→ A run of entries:
------------------------------

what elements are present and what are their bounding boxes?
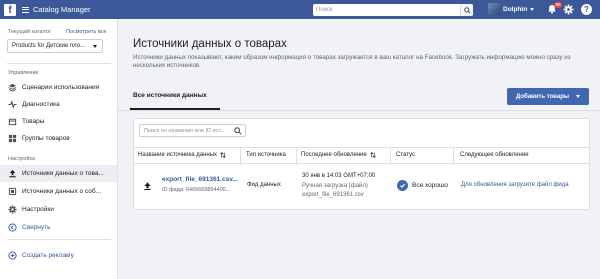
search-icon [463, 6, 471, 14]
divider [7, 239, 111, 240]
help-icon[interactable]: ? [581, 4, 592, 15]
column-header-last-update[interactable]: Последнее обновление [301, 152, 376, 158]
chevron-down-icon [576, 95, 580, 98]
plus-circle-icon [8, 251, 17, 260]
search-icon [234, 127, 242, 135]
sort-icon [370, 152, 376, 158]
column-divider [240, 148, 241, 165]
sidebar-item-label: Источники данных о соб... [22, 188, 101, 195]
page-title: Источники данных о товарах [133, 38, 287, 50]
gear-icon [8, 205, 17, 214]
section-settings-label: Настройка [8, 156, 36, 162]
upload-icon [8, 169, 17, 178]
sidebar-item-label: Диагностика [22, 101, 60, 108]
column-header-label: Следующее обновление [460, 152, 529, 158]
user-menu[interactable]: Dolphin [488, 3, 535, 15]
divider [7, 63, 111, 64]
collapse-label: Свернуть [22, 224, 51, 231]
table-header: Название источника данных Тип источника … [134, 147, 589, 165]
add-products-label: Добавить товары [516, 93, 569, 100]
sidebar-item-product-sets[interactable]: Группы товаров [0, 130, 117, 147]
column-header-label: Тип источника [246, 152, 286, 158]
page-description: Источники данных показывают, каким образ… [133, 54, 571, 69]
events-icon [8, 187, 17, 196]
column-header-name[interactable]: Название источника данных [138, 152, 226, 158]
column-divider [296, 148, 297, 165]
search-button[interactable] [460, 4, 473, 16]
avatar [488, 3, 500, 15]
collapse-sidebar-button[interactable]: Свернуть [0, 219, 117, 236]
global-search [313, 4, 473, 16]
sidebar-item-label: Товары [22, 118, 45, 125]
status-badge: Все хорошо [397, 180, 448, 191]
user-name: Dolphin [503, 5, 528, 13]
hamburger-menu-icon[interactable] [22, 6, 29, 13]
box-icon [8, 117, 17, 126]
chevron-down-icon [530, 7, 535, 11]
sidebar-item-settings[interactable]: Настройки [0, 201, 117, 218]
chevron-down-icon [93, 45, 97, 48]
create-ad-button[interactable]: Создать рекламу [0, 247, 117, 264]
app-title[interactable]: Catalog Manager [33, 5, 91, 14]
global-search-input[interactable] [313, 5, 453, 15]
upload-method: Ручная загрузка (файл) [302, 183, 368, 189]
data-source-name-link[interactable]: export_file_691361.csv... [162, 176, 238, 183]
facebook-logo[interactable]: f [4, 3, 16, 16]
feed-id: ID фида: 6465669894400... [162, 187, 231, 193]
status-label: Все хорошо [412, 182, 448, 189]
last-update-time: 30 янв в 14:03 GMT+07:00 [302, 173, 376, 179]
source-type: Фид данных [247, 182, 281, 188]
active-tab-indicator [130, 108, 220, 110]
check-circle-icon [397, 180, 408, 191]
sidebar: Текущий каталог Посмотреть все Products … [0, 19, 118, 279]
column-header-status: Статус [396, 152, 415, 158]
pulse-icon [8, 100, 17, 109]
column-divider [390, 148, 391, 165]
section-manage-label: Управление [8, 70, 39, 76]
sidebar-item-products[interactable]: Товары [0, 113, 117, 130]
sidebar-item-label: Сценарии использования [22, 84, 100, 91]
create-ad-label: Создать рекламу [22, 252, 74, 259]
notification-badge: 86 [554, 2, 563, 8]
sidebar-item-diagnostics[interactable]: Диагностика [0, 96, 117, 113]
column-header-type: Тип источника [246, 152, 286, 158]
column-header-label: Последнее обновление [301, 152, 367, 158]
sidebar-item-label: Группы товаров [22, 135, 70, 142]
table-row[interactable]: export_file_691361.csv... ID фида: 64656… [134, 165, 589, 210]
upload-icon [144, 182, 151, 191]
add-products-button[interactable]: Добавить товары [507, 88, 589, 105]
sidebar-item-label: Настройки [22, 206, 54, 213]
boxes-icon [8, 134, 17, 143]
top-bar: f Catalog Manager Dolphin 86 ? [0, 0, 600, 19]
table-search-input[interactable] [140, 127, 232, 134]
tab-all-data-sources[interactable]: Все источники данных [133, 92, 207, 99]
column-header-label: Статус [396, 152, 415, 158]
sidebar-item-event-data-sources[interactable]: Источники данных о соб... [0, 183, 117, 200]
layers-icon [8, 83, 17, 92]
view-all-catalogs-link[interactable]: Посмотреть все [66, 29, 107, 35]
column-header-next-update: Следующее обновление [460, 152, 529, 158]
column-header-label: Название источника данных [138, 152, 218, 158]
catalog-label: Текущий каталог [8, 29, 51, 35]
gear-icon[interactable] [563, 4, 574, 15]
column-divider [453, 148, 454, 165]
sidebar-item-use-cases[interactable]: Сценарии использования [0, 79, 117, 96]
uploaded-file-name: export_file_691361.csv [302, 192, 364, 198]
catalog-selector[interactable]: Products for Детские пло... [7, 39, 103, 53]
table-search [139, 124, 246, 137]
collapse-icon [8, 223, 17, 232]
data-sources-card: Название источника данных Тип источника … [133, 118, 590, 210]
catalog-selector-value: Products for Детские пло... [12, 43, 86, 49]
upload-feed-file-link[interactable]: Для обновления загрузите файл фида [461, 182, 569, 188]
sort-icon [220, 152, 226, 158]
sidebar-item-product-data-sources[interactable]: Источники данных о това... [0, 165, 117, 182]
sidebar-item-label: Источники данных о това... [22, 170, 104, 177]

------------------------------

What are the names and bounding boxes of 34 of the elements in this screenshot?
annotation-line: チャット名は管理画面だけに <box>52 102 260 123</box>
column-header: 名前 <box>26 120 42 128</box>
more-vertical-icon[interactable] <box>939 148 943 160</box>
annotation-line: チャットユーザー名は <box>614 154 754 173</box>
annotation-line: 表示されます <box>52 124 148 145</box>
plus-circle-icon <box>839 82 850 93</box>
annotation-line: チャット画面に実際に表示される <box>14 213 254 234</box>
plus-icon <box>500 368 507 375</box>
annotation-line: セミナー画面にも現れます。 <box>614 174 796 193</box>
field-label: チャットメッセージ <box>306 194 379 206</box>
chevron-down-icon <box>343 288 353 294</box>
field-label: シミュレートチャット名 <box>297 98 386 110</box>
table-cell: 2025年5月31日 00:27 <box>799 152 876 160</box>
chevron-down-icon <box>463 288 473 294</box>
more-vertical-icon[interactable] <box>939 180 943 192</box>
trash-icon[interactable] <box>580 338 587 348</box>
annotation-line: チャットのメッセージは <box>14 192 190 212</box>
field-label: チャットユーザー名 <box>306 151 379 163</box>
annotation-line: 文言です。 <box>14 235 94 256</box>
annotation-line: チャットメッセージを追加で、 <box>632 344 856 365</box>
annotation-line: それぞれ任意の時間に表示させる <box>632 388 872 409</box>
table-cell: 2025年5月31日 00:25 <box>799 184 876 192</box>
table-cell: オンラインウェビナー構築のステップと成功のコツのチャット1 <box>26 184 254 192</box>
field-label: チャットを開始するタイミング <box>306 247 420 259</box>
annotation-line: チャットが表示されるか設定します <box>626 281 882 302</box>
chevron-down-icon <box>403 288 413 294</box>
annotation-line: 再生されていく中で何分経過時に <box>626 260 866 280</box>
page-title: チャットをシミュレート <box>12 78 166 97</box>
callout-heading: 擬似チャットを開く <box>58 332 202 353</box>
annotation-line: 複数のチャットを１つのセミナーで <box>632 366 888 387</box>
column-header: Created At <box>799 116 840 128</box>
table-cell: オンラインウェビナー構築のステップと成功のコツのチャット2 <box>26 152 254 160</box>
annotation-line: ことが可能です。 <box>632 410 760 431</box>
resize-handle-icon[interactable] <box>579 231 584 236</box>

------------------------------

Lay out the lines starting with the one containing "What are the names" and going on through the one containing "chevron-down-icon <box>463 288 473 294</box>" as a numbered list, leaving out any blank lines.

→ EXERCISE SOLUTION:
1. What are the names and bounding boxes of 34 of the elements in this screenshot?
2. annotation-line: チャット名は管理画面だけに <box>52 102 260 123</box>
3. column-header: 名前 <box>26 120 42 128</box>
4. more-vertical-icon[interactable] <box>939 148 943 160</box>
5. annotation-line: チャットユーザー名は <box>614 154 754 173</box>
6. annotation-line: 表示されます <box>52 124 148 145</box>
7. plus-circle-icon <box>839 82 850 93</box>
8. annotation-line: チャット画面に実際に表示される <box>14 213 254 234</box>
9. plus-icon <box>500 368 507 375</box>
10. annotation-line: セミナー画面にも現れます。 <box>614 174 796 193</box>
11. field-label: チャットメッセージ <box>306 194 379 206</box>
12. chevron-down-icon <box>343 288 353 294</box>
13. field-label: シミュレートチャット名 <box>297 98 386 110</box>
14. table-cell: 2025年5月31日 00:27 <box>799 152 876 160</box>
15. chevron-down-icon <box>463 288 473 294</box>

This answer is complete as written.